BEGIN DATA
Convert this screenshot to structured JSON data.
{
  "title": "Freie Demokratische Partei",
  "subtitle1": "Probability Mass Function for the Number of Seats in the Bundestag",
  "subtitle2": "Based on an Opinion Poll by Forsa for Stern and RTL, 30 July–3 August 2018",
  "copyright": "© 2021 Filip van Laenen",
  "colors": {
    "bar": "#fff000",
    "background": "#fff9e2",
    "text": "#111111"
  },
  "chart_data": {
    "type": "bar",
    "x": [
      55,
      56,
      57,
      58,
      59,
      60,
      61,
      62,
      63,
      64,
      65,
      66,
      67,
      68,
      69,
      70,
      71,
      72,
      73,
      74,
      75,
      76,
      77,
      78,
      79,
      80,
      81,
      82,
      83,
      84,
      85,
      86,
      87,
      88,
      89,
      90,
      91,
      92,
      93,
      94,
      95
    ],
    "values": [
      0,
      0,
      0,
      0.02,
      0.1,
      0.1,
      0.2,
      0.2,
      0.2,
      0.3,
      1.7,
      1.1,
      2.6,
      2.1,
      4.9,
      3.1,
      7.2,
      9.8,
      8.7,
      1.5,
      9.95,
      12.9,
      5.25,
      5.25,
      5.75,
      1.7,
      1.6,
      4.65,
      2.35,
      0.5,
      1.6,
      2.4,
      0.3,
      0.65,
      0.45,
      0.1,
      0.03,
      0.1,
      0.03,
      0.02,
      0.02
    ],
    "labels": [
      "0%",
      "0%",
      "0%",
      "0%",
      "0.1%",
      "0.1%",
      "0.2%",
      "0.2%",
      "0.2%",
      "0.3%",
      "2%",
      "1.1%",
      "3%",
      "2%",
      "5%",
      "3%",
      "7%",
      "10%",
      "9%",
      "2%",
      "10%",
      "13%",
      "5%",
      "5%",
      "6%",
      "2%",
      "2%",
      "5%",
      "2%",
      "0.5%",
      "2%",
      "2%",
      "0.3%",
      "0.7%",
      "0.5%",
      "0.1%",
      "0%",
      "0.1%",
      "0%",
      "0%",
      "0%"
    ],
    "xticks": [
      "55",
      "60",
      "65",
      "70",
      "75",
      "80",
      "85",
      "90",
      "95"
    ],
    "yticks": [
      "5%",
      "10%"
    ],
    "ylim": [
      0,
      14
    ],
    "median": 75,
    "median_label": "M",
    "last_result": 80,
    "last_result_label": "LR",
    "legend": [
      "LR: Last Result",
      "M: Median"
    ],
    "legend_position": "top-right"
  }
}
END DATA
Reproduce each record exactly, leaving nothing out.

EXPECTED ANSWER:
Convert this screenshot to structured JSON data.
{
  "title": "Freie Demokratische Partei",
  "subtitle1": "Probability Mass Function for the Number of Seats in the Bundestag",
  "subtitle2": "Based on an Opinion Poll by Forsa for Stern and RTL, 30 July–3 August 2018",
  "copyright": "© 2021 Filip van Laenen",
  "colors": {
    "bar": "#fff000",
    "background": "#fff9e2",
    "text": "#111111"
  },
  "chart_data": {
    "type": "bar",
    "x": [
      55,
      56,
      57,
      58,
      59,
      60,
      61,
      62,
      63,
      64,
      65,
      66,
      67,
      68,
      69,
      70,
      71,
      72,
      73,
      74,
      75,
      76,
      77,
      78,
      79,
      80,
      81,
      82,
      83,
      84,
      85,
      86,
      87,
      88,
      89,
      90,
      91,
      92,
      93,
      94,
      95
    ],
    "values": [
      0,
      0,
      0,
      0.02,
      0.1,
      0.1,
      0.2,
      0.2,
      0.2,
      0.3,
      1.7,
      1.1,
      2.6,
      2.1,
      4.9,
      3.1,
      7.2,
      9.8,
      8.7,
      1.5,
      9.95,
      12.9,
      5.25,
      5.25,
      5.75,
      1.7,
      1.6,
      4.65,
      2.35,
      0.5,
      1.6,
      2.4,
      0.3,
      0.65,
      0.45,
      0.1,
      0.03,
      0.1,
      0.03,
      0.02,
      0.02
    ],
    "labels": [
      "0%",
      "0%",
      "0%",
      "0%",
      "0.1%",
      "0.1%",
      "0.2%",
      "0.2%",
      "0.2%",
      "0.3%",
      "2%",
      "1.1%",
      "3%",
      "2%",
      "5%",
      "3%",
      "7%",
      "10%",
      "9%",
      "2%",
      "10%",
      "13%",
      "5%",
      "5%",
      "6%",
      "2%",
      "2%",
      "5%",
      "2%",
      "0.5%",
      "2%",
      "2%",
      "0.3%",
      "0.7%",
      "0.5%",
      "0.1%",
      "0%",
      "0.1%",
      "0%",
      "0%",
      "0%"
    ],
    "xticks": [
      "55",
      "60",
      "65",
      "70",
      "75",
      "80",
      "85",
      "90",
      "95"
    ],
    "yticks": [
      "5%",
      "10%"
    ],
    "ylim": [
      0,
      14
    ],
    "median": 75,
    "median_label": "M",
    "last_result": 80,
    "last_result_label": "LR",
    "legend": [
      "LR: Last Result",
      "M: Median"
    ],
    "legend_position": "top-right"
  }
}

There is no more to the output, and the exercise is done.